Write out each line in which the string "Ocean" is present.

**Entries:**
---+---

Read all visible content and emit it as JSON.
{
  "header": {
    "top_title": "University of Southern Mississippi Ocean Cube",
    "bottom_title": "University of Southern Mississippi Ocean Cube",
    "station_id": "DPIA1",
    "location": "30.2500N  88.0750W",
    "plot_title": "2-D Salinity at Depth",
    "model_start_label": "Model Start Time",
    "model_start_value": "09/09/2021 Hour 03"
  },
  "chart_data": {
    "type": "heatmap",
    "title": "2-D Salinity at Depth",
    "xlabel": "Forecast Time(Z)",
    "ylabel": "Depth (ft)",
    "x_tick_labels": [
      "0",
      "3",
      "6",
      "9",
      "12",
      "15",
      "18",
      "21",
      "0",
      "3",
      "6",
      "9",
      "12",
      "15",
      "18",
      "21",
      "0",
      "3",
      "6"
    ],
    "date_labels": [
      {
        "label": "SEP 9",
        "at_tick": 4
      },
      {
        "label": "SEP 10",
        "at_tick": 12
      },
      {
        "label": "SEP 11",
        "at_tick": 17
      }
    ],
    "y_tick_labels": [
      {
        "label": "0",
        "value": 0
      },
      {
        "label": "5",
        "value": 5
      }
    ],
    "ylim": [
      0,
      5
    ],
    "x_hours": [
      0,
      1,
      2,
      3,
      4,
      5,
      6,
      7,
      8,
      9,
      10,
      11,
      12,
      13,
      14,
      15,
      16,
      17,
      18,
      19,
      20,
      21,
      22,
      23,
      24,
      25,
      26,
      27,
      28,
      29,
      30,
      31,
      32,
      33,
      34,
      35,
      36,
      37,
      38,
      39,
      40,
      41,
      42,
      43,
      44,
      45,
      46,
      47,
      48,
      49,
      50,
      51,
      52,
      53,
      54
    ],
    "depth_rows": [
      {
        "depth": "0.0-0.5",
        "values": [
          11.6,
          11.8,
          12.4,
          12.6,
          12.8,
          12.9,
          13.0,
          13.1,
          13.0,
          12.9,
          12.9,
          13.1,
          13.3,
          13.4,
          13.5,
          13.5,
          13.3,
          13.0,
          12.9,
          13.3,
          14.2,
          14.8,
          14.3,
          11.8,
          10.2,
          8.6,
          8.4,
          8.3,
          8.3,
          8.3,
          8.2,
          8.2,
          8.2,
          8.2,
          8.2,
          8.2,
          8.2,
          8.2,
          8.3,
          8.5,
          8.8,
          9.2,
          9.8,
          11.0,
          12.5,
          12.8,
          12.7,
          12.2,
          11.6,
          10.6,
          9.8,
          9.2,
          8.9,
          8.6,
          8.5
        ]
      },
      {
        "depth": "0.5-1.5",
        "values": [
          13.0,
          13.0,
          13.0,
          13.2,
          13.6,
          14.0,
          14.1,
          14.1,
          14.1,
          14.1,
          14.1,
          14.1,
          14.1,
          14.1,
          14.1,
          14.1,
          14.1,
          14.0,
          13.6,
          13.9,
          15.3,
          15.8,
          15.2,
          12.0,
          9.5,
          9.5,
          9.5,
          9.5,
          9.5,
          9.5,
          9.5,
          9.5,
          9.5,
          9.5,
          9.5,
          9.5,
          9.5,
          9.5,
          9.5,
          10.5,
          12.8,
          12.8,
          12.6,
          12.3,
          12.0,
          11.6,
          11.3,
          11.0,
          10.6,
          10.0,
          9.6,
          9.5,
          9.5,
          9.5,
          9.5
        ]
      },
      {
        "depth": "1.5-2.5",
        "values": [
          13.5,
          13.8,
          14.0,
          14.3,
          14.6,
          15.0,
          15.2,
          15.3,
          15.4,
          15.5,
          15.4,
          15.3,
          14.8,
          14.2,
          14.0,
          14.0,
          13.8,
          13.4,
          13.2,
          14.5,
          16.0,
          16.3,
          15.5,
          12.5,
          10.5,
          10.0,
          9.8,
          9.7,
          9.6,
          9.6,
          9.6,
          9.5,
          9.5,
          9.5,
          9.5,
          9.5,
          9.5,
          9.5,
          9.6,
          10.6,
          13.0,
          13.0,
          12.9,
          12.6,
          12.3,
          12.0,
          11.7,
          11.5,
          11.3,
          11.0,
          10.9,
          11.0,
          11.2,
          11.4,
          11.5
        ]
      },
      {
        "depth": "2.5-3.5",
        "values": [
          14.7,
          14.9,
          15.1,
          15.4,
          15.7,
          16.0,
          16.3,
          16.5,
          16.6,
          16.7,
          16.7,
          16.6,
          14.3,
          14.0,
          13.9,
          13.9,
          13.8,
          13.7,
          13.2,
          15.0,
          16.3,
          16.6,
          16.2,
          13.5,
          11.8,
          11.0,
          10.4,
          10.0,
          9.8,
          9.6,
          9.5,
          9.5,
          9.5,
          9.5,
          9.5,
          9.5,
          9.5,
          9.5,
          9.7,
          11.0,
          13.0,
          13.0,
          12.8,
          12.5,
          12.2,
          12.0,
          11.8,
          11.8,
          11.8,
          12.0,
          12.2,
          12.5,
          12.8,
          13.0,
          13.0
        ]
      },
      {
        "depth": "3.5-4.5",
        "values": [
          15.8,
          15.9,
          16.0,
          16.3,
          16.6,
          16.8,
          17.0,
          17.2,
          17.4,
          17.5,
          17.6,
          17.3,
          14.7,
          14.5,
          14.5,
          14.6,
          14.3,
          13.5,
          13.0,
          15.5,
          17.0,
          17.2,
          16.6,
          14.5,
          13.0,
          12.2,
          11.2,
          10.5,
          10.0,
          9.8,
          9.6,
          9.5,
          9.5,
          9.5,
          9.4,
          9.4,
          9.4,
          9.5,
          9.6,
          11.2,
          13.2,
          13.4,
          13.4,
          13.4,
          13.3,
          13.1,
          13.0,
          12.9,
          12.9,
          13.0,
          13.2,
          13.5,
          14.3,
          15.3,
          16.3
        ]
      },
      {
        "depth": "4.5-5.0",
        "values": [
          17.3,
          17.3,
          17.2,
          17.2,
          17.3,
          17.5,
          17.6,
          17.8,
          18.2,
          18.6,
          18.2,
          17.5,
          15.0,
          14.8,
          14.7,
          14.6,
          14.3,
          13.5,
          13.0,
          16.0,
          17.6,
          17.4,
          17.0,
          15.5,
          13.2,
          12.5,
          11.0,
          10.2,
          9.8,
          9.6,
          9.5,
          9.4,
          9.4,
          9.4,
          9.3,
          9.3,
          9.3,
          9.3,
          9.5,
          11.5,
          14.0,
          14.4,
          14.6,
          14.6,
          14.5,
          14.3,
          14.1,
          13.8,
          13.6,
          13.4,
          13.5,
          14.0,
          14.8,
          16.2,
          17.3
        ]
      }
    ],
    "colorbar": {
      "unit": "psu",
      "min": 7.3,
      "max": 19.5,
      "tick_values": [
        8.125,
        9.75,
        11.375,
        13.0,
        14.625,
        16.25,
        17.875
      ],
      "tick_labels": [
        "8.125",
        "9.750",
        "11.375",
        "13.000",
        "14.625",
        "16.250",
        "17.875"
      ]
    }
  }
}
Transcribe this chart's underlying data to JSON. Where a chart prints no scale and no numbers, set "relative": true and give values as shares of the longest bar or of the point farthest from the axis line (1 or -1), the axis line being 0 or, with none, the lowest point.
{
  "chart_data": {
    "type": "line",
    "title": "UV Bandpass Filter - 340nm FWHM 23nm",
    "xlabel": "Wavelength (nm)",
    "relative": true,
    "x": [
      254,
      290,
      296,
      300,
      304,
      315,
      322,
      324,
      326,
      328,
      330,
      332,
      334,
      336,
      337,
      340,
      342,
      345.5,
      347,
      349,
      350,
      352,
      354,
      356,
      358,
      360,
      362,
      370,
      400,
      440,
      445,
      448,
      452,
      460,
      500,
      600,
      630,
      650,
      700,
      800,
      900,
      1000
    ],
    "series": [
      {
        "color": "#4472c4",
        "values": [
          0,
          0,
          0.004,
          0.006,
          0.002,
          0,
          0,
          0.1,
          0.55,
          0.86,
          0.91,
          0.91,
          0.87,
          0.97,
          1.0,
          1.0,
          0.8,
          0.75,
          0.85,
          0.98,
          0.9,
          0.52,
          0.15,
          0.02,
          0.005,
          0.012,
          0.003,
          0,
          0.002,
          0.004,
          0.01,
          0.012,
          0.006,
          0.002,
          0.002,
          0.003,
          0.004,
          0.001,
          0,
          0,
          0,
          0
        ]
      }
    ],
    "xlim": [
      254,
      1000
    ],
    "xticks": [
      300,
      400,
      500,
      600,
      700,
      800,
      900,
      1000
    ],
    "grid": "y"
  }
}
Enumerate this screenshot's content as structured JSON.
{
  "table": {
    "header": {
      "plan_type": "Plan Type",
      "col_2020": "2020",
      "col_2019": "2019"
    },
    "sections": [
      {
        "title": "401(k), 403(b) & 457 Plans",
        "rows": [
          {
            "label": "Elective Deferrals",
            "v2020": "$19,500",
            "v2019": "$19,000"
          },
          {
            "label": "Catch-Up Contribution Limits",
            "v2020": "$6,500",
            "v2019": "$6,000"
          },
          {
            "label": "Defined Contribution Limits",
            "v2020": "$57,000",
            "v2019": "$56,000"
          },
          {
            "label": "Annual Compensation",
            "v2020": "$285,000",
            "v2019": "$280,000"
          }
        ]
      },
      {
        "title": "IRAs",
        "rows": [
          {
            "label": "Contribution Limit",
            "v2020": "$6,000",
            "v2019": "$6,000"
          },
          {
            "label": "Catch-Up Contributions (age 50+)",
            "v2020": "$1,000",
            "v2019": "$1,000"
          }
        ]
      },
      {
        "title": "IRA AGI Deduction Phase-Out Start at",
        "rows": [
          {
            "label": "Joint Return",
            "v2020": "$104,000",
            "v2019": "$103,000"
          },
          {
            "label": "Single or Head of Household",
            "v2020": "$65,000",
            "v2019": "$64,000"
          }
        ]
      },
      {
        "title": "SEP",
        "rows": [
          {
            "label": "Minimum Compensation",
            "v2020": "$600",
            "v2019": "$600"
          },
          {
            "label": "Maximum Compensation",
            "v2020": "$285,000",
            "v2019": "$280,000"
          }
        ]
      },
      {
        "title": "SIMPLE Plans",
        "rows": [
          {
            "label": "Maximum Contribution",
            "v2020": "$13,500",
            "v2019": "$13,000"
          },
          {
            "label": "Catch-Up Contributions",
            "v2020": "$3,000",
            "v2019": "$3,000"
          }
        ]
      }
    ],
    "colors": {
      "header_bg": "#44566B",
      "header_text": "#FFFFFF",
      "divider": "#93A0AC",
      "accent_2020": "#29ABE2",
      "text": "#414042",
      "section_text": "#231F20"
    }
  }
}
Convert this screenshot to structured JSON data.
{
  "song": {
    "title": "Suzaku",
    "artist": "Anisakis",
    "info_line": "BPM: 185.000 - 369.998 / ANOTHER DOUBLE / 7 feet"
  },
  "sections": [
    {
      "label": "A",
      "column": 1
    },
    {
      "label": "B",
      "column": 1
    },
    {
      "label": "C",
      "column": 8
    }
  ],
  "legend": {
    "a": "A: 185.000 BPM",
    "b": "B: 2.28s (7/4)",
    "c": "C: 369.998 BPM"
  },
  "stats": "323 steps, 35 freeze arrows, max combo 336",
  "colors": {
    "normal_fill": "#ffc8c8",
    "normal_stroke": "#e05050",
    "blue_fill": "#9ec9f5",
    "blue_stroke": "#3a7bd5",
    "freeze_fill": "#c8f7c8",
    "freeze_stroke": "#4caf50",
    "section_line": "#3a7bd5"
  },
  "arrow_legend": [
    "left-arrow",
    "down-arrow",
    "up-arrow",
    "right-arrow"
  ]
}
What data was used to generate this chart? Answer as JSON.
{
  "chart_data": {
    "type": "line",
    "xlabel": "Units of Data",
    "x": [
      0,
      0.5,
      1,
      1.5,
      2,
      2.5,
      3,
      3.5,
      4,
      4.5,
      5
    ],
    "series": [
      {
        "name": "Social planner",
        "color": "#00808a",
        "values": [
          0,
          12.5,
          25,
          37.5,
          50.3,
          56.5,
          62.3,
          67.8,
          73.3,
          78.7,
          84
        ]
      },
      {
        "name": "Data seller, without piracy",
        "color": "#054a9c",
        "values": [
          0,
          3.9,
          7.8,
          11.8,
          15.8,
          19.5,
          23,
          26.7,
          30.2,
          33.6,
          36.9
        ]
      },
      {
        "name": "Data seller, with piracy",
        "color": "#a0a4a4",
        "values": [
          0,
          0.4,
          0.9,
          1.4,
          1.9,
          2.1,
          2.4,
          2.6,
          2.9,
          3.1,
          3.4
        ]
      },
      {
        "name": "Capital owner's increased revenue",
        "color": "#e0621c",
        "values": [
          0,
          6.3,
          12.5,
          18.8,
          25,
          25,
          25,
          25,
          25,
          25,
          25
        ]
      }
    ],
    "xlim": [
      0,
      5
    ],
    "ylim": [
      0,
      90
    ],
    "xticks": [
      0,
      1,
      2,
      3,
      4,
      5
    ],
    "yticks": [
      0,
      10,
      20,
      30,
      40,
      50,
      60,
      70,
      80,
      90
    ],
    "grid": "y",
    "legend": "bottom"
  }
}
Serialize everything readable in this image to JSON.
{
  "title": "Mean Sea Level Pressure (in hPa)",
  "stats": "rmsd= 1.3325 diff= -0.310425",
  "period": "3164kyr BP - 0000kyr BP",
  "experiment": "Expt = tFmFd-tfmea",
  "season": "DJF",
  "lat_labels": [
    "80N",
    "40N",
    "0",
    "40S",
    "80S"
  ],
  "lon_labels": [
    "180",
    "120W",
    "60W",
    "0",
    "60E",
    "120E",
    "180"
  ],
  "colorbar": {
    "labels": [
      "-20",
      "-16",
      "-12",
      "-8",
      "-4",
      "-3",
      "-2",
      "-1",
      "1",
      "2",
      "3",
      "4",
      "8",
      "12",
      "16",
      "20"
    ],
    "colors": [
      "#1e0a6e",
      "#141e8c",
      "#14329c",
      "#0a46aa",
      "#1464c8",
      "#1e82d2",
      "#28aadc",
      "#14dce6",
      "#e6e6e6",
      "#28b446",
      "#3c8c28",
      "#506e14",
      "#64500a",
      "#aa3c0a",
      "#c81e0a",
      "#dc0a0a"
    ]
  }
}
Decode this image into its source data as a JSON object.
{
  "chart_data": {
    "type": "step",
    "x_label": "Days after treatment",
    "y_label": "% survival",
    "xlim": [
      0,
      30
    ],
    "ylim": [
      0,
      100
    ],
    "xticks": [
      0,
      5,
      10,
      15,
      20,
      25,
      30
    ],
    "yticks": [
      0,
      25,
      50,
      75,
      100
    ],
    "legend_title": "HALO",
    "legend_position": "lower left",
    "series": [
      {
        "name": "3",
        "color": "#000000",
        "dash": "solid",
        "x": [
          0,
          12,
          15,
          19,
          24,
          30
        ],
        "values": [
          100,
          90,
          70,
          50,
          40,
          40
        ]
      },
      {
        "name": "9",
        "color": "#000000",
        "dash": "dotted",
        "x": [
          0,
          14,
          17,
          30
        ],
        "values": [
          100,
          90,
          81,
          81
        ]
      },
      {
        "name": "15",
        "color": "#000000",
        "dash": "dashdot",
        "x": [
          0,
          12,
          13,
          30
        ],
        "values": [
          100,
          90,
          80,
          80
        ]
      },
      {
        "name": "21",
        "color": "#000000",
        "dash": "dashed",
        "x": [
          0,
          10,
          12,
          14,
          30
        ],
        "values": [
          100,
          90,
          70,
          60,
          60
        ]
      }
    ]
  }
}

---+---

**Correct result:**
    "top_title": "University of Southern Mississippi Ocean Cube",
    "bottom_title": "University of Southern Mississippi Ocean Cube",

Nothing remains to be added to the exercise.